-- BEGIN INPUT DATA --

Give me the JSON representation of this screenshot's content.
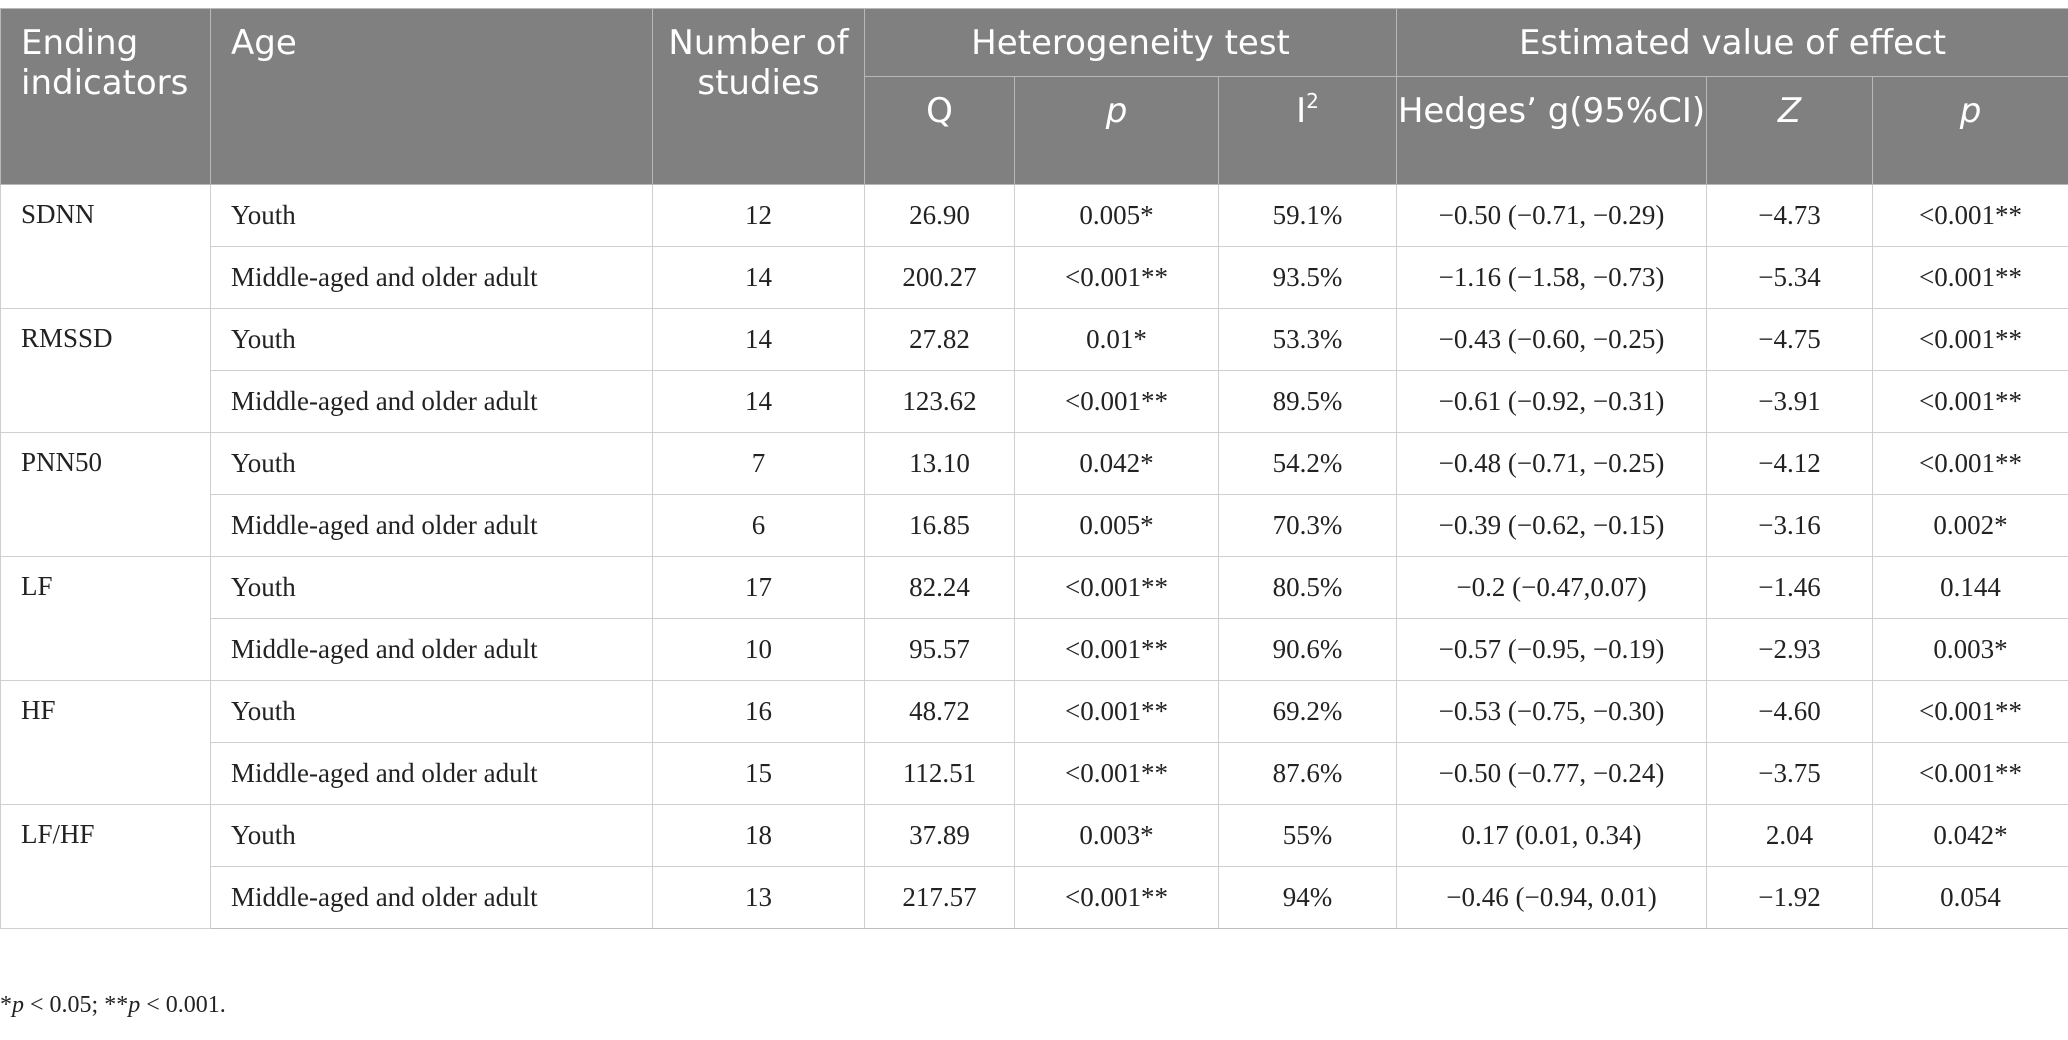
{
  "header": {
    "ending_indicators": "Ending indicators",
    "age": "Age",
    "number_of_studies": "Number of studies",
    "heterogeneity_test": "Heterogeneity test",
    "estimated_value": "Estimated value of effect",
    "q": "Q",
    "p": "p",
    "i2_base": "I",
    "i2_sup": "2",
    "hedges": "Hedges’ g(95%CI)",
    "z": "Z",
    "p2": "p"
  },
  "rows": [
    {
      "indicator": "SDNN",
      "age": "Youth",
      "n": "12",
      "q": "26.90",
      "p": "0.005*",
      "i2": "59.1%",
      "g": "−0.50 (−0.71, −0.29)",
      "z": "−4.73",
      "pz": "<0.001**"
    },
    {
      "age": "Middle-aged and older adult",
      "n": "14",
      "q": "200.27",
      "p": "<0.001**",
      "i2": "93.5%",
      "g": "−1.16 (−1.58, −0.73)",
      "z": "−5.34",
      "pz": "<0.001**"
    },
    {
      "indicator": "RMSSD",
      "age": "Youth",
      "n": "14",
      "q": "27.82",
      "p": "0.01*",
      "i2": "53.3%",
      "g": "−0.43 (−0.60, −0.25)",
      "z": "−4.75",
      "pz": "<0.001**"
    },
    {
      "age": "Middle-aged and older adult",
      "n": "14",
      "q": "123.62",
      "p": "<0.001**",
      "i2": "89.5%",
      "g": "−0.61 (−0.92, −0.31)",
      "z": "−3.91",
      "pz": "<0.001**"
    },
    {
      "indicator": "PNN50",
      "age": "Youth",
      "n": "7",
      "q": "13.10",
      "p": "0.042*",
      "i2": "54.2%",
      "g": "−0.48 (−0.71, −0.25)",
      "z": "−4.12",
      "pz": "<0.001**"
    },
    {
      "age": "Middle-aged and older adult",
      "n": "6",
      "q": "16.85",
      "p": "0.005*",
      "i2": "70.3%",
      "g": "−0.39 (−0.62, −0.15)",
      "z": "−3.16",
      "pz": "0.002*"
    },
    {
      "indicator": "LF",
      "age": "Youth",
      "n": "17",
      "q": "82.24",
      "p": "<0.001**",
      "i2": "80.5%",
      "g": "−0.2 (−0.47,0.07)",
      "z": "−1.46",
      "pz": "0.144"
    },
    {
      "age": "Middle-aged and older adult",
      "n": "10",
      "q": "95.57",
      "p": "<0.001**",
      "i2": "90.6%",
      "g": "−0.57 (−0.95, −0.19)",
      "z": "−2.93",
      "pz": "0.003*"
    },
    {
      "indicator": "HF",
      "age": "Youth",
      "n": "16",
      "q": "48.72",
      "p": "<0.001**",
      "i2": "69.2%",
      "g": "−0.53 (−0.75, −0.30)",
      "z": "−4.60",
      "pz": "<0.001**"
    },
    {
      "age": "Middle-aged and older adult",
      "n": "15",
      "q": "112.51",
      "p": "<0.001**",
      "i2": "87.6%",
      "g": "−0.50 (−0.77, −0.24)",
      "z": "−3.75",
      "pz": "<0.001**"
    },
    {
      "indicator": "LF/HF",
      "age": "Youth",
      "n": "18",
      "q": "37.89",
      "p": "0.003*",
      "i2": "55%",
      "g": "0.17 (0.01, 0.34)",
      "z": "2.04",
      "pz": "0.042*"
    },
    {
      "age": "Middle-aged and older adult",
      "n": "13",
      "q": "217.57",
      "p": "<0.001**",
      "i2": "94%",
      "g": "−0.46 (−0.94, 0.01)",
      "z": "−1.92",
      "pz": "0.054"
    }
  ],
  "footnote": {
    "star1": "*",
    "p_a": "p",
    "text_a": " < 0.05; **",
    "p_b": "p",
    "text_b": " < 0.001."
  },
  "colors": {
    "header_bg": "#808080",
    "header_text": "#ffffff",
    "grid": "#cfcfcf"
  }
}
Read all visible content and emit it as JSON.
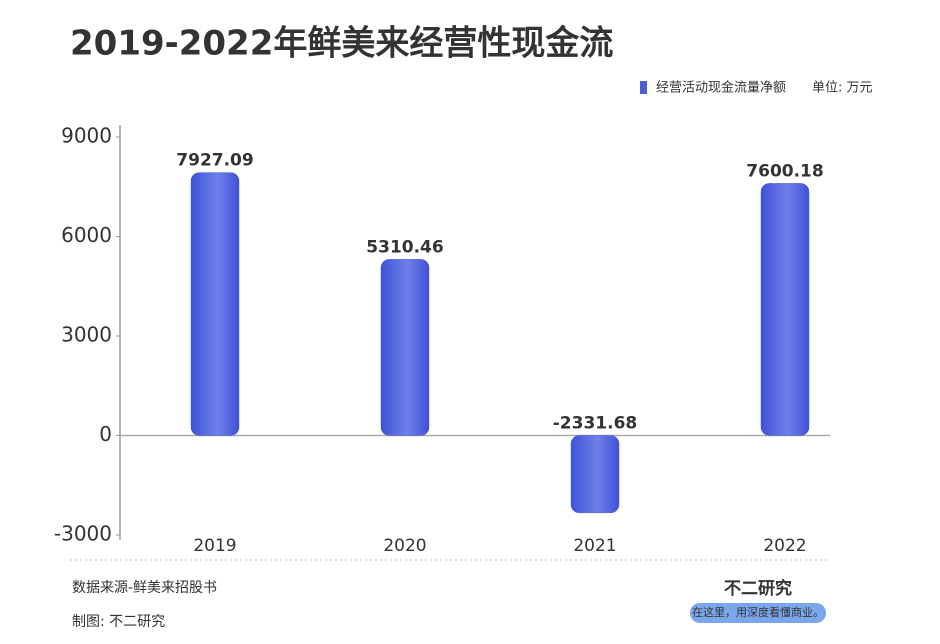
{
  "chart_data": {
    "type": "bar",
    "title": "2019-2022年鲜美来经营性现金流",
    "categories": [
      "2019",
      "2020",
      "2021",
      "2022"
    ],
    "series": [
      {
        "name": "经营活动现金流量净额",
        "color": "#4a5fd8",
        "values": [
          7927.09,
          5310.46,
          -2331.68,
          7600.18
        ]
      }
    ],
    "unit": "单位: 万元",
    "ylim": [
      -3000,
      9000
    ],
    "yticks": [
      -3000,
      0,
      3000,
      6000,
      9000
    ],
    "legend": "top-right",
    "source": "数据来源-鲜美来招股书",
    "credit": "制图: 不二研究",
    "brand": "不二研究",
    "tagline": "在这里，用深度看懂商业。"
  }
}
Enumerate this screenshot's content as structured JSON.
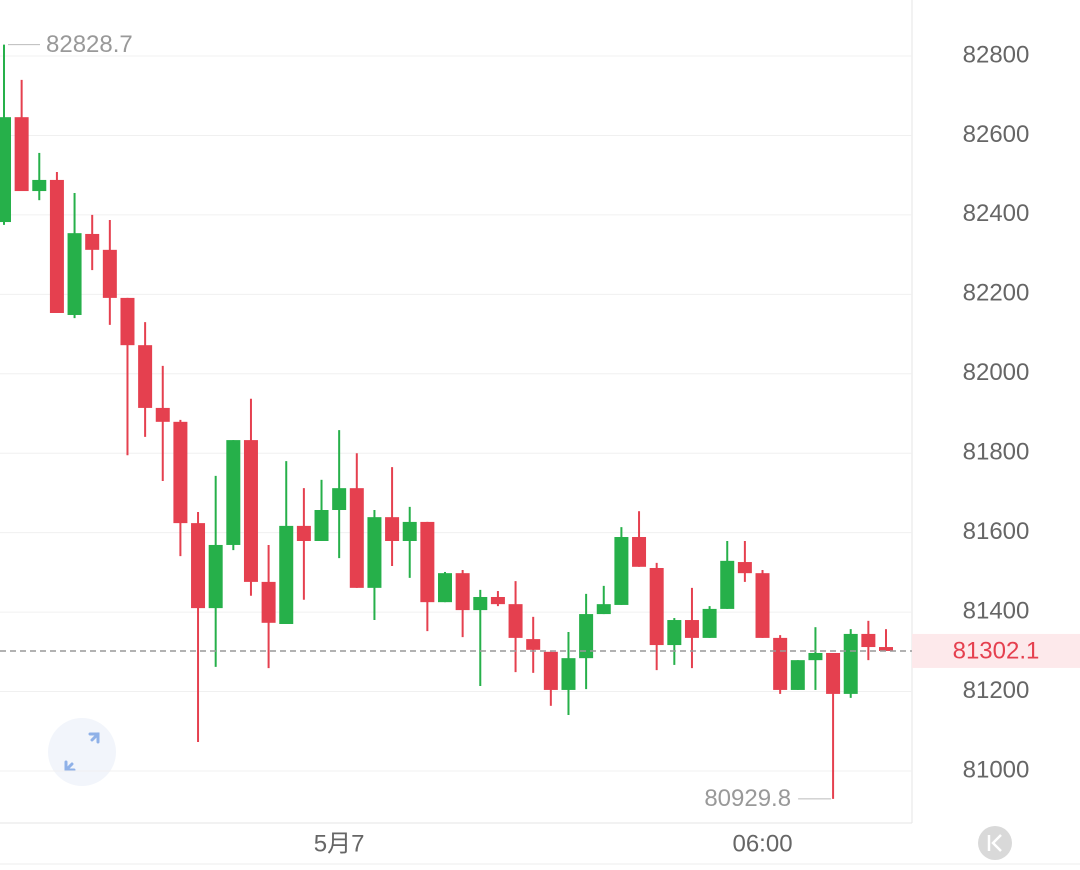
{
  "chart_data": {
    "type": "candlestick",
    "categories": [
      null,
      null,
      null,
      null,
      null,
      null,
      null,
      null,
      null,
      null,
      null,
      null,
      null,
      null,
      null,
      null,
      null,
      null,
      null,
      "5月7",
      null,
      null,
      null,
      null,
      null,
      null,
      null,
      null,
      null,
      null,
      null,
      null,
      null,
      null,
      null,
      null,
      null,
      null,
      null,
      null,
      null,
      null,
      null,
      "06:00",
      null,
      null,
      null,
      null,
      null,
      null,
      null
    ],
    "open": [
      82382,
      82646,
      82460,
      82488,
      82148,
      82352,
      82312,
      82191,
      82072,
      81914,
      81879,
      81624,
      81410,
      81569,
      81833,
      81476,
      81370,
      81617,
      81579,
      81657,
      81712,
      81461,
      81639,
      81579,
      81627,
      81425,
      81498,
      81405,
      81438,
      81420,
      81332,
      81300,
      81204,
      81284,
      81395,
      81418,
      81589,
      81511,
      81317,
      81380,
      81335,
      81408,
      81526,
      81498,
      81335,
      81204,
      81279,
      81297,
      81194,
      81345,
      81312
    ],
    "high": [
      82828.7,
      82740,
      82556,
      82508,
      82455,
      82400,
      82387,
      82191,
      82130,
      82020,
      81884,
      81652,
      81743,
      81833,
      81937,
      81569,
      81780,
      81712,
      81733,
      81858,
      81800,
      81657,
      81765,
      81665,
      81627,
      81501,
      81506,
      81456,
      81453,
      81478,
      81388,
      81300,
      81350,
      81446,
      81466,
      81614,
      81654,
      81524,
      81385,
      81461,
      81415,
      81579,
      81579,
      81506,
      81342,
      81279,
      81362,
      81297,
      81357,
      81378,
      81357
    ],
    "low": [
      82375,
      82460,
      82437,
      82153,
      82140,
      82261,
      82123,
      81795,
      81841,
      81730,
      81541,
      81073,
      81262,
      81556,
      81441,
      81259,
      81370,
      81431,
      81579,
      81536,
      81461,
      81380,
      81516,
      81486,
      81352,
      81425,
      81337,
      81214,
      81415,
      81249,
      81247,
      81164,
      81141,
      81206,
      81395,
      81418,
      81514,
      81254,
      81267,
      81259,
      81335,
      81408,
      81476,
      81335,
      81194,
      81204,
      81204,
      80929.8,
      81184,
      81279,
      81302.1
    ],
    "close": [
      82646,
      82460,
      82488,
      82153,
      82354,
      82312,
      82191,
      82072,
      81914,
      81879,
      81624,
      81410,
      81569,
      81833,
      81476,
      81373,
      81617,
      81579,
      81657,
      81712,
      81461,
      81639,
      81579,
      81627,
      81425,
      81498,
      81405,
      81438,
      81420,
      81335,
      81305,
      81204,
      81284,
      81395,
      81420,
      81589,
      81514,
      81317,
      81380,
      81335,
      81408,
      81529,
      81498,
      81335,
      81204,
      81279,
      81297,
      81194,
      81345,
      81312,
      81302.1
    ],
    "up_color": "#26b04a",
    "down_color": "#e5404f",
    "ylim": [
      80869,
      82941
    ],
    "yticks": [
      81000,
      81200,
      81400,
      81600,
      81800,
      82000,
      82200,
      82400,
      82600,
      82800
    ],
    "grid": true
  }
}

-- END INPUT DATA --

GIVEN INSTRUCTION
Make an exact copy of the data above, pictures excluded.

THE SOLUTION
Give me the JSON representation of this screenshot's content.
{
  "header": {
    "ending_indicators": "Ending indicators",
    "age": "Age",
    "number_of_studies": "Number of studies",
    "heterogeneity_test": "Heterogeneity test",
    "estimated_value": "Estimated value of effect",
    "q": "Q",
    "p": "p",
    "i2_base": "I",
    "i2_sup": "2",
    "hedges": "Hedges’ g(95%CI)",
    "z": "Z",
    "p2": "p"
  },
  "rows": [
    {
      "indicator": "SDNN",
      "age": "Youth",
      "n": "12",
      "q": "26.90",
      "p": "0.005*",
      "i2": "59.1%",
      "g": "−0.50 (−0.71, −0.29)",
      "z": "−4.73",
      "pz": "<0.001**"
    },
    {
      "age": "Middle-aged and older adult",
      "n": "14",
      "q": "200.27",
      "p": "<0.001**",
      "i2": "93.5%",
      "g": "−1.16 (−1.58, −0.73)",
      "z": "−5.34",
      "pz": "<0.001**"
    },
    {
      "indicator": "RMSSD",
      "age": "Youth",
      "n": "14",
      "q": "27.82",
      "p": "0.01*",
      "i2": "53.3%",
      "g": "−0.43 (−0.60, −0.25)",
      "z": "−4.75",
      "pz": "<0.001**"
    },
    {
      "age": "Middle-aged and older adult",
      "n": "14",
      "q": "123.62",
      "p": "<0.001**",
      "i2": "89.5%",
      "g": "−0.61 (−0.92, −0.31)",
      "z": "−3.91",
      "pz": "<0.001**"
    },
    {
      "indicator": "PNN50",
      "age": "Youth",
      "n": "7",
      "q": "13.10",
      "p": "0.042*",
      "i2": "54.2%",
      "g": "−0.48 (−0.71, −0.25)",
      "z": "−4.12",
      "pz": "<0.001**"
    },
    {
      "age": "Middle-aged and older adult",
      "n": "6",
      "q": "16.85",
      "p": "0.005*",
      "i2": "70.3%",
      "g": "−0.39 (−0.62, −0.15)",
      "z": "−3.16",
      "pz": "0.002*"
    },
    {
      "indicator": "LF",
      "age": "Youth",
      "n": "17",
      "q": "82.24",
      "p": "<0.001**",
      "i2": "80.5%",
      "g": "−0.2 (−0.47,0.07)",
      "z": "−1.46",
      "pz": "0.144"
    },
    {
      "age": "Middle-aged and older adult",
      "n": "10",
      "q": "95.57",
      "p": "<0.001**",
      "i2": "90.6%",
      "g": "−0.57 (−0.95, −0.19)",
      "z": "−2.93",
      "pz": "0.003*"
    },
    {
      "indicator": "HF",
      "age": "Youth",
      "n": "16",
      "q": "48.72",
      "p": "<0.001**",
      "i2": "69.2%",
      "g": "−0.53 (−0.75, −0.30)",
      "z": "−4.60",
      "pz": "<0.001**"
    },
    {
      "age": "Middle-aged and older adult",
      "n": "15",
      "q": "112.51",
      "p": "<0.001**",
      "i2": "87.6%",
      "g": "−0.50 (−0.77, −0.24)",
      "z": "−3.75",
      "pz": "<0.001**"
    },
    {
      "indicator": "LF/HF",
      "age": "Youth",
      "n": "18",
      "q": "37.89",
      "p": "0.003*",
      "i2": "55%",
      "g": "0.17 (0.01, 0.34)",
      "z": "2.04",
      "pz": "0.042*"
    },
    {
      "age": "Middle-aged and older adult",
      "n": "13",
      "q": "217.57",
      "p": "<0.001**",
      "i2": "94%",
      "g": "−0.46 (−0.94, 0.01)",
      "z": "−1.92",
      "pz": "0.054"
    }
  ],
  "footnote": {
    "star1": "*",
    "p_a": "p",
    "text_a": " < 0.05; **",
    "p_b": "p",
    "text_b": " < 0.001."
  },
  "colors": {
    "header_bg": "#808080",
    "header_text": "#ffffff",
    "grid": "#cfcfcf"
  }
}
Read all visible content and emit it as JSON.
{
  "chart_data": {
    "type": "bar",
    "title": "2019-2022年鲜美来经营性现金流",
    "categories": [
      "2019",
      "2020",
      "2021",
      "2022"
    ],
    "series": [
      {
        "name": "经营活动现金流量净额",
        "color": "#4a5fd8",
        "values": [
          7927.09,
          5310.46,
          -2331.68,
          7600.18
        ]
      }
    ],
    "unit": "单位: 万元",
    "ylim": [
      -3000,
      9000
    ],
    "yticks": [
      -3000,
      0,
      3000,
      6000,
      9000
    ],
    "legend": "top-right",
    "source": "数据来源-鲜美来招股书",
    "credit": "制图: 不二研究",
    "brand": "不二研究",
    "tagline": "在这里，用深度看懂商业。"
  }
}
Enumerate this screenshot's content as structured JSON.
{
  "chart_data": {
    "type": "candlestick",
    "categories": [
      null,
      null,
      null,
      null,
      null,
      null,
      null,
      null,
      null,
      null,
      null,
      null,
      null,
      null,
      null,
      null,
      null,
      null,
      null,
      "5月7",
      null,
      null,
      null,
      null,
      null,
      null,
      null,
      null,
      null,
      null,
      null,
      null,
      null,
      null,
      null,
      null,
      null,
      null,
      null,
      null,
      null,
      null,
      null,
      "06:00",
      null,
      null,
      null,
      null,
      null,
      null,
      null
    ],
    "open": [
      82382,
      82646,
      82460,
      82488,
      82148,
      82352,
      82312,
      82191,
      82072,
      81914,
      81879,
      81624,
      81410,
      81569,
      81833,
      81476,
      81370,
      81617,
      81579,
      81657,
      81712,
      81461,
      81639,
      81579,
      81627,
      81425,
      81498,
      81405,
      81438,
      81420,
      81332,
      81300,
      81204,
      81284,
      81395,
      81418,
      81589,
      81511,
      81317,
      81380,
      81335,
      81408,
      81526,
      81498,
      81335,
      81204,
      81279,
      81297,
      81194,
      81345,
      81312
    ],
    "high": [
      82828.7,
      82740,
      82556,
      82508,
      82455,
      82400,
      82387,
      82191,
      82130,
      82020,
      81884,
      81652,
      81743,
      81833,
      81937,
      81569,
      81780,
      81712,
      81733,
      81858,
      81800,
      81657,
      81765,
      81665,
      81627,
      81501,
      81506,
      81456,
      81453,
      81478,
      81388,
      81300,
      81350,
      81446,
      81466,
      81614,
      81654,
      81524,
      81385,
      81461,
      81415,
      81579,
      81579,
      81506,
      81342,
      81279,
      81362,
      81297,
      81357,
      81378,
      81357
    ],
    "low": [
      82375,
      82460,
      82437,
      82153,
      82140,
      82261,
      82123,
      81795,
      81841,
      81730,
      81541,
      81073,
      81262,
      81556,
      81441,
      81259,
      81370,
      81431,
      81579,
      81536,
      81461,
      81380,
      81516,
      81486,
      81352,
      81425,
      81337,
      81214,
      81415,
      81249,
      81247,
      81164,
      81141,
      81206,
      81395,
      81418,
      81514,
      81254,
      81267,
      81259,
      81335,
      81408,
      81476,
      81335,
      81194,
      81204,
      81204,
      80929.8,
      81184,
      81279,
      81302.1
    ],
    "close": [
      82646,
      82460,
      82488,
      82153,
      82354,
      82312,
      82191,
      82072,
      81914,
      81879,
      81624,
      81410,
      81569,
      81833,
      81476,
      81373,
      81617,
      81579,
      81657,
      81712,
      81461,
      81639,
      81579,
      81627,
      81425,
      81498,
      81405,
      81438,
      81420,
      81335,
      81305,
      81204,
      81284,
      81395,
      81420,
      81589,
      81514,
      81317,
      81380,
      81335,
      81408,
      81529,
      81498,
      81335,
      81204,
      81279,
      81297,
      81194,
      81345,
      81312,
      81302.1
    ],
    "up_color": "#26b04a",
    "down_color": "#e5404f",
    "ylim": [
      80869,
      82941
    ],
    "yticks": [
      81000,
      81200,
      81400,
      81600,
      81800,
      82000,
      82200,
      82400,
      82600,
      82800
    ],
    "grid": true
  }
}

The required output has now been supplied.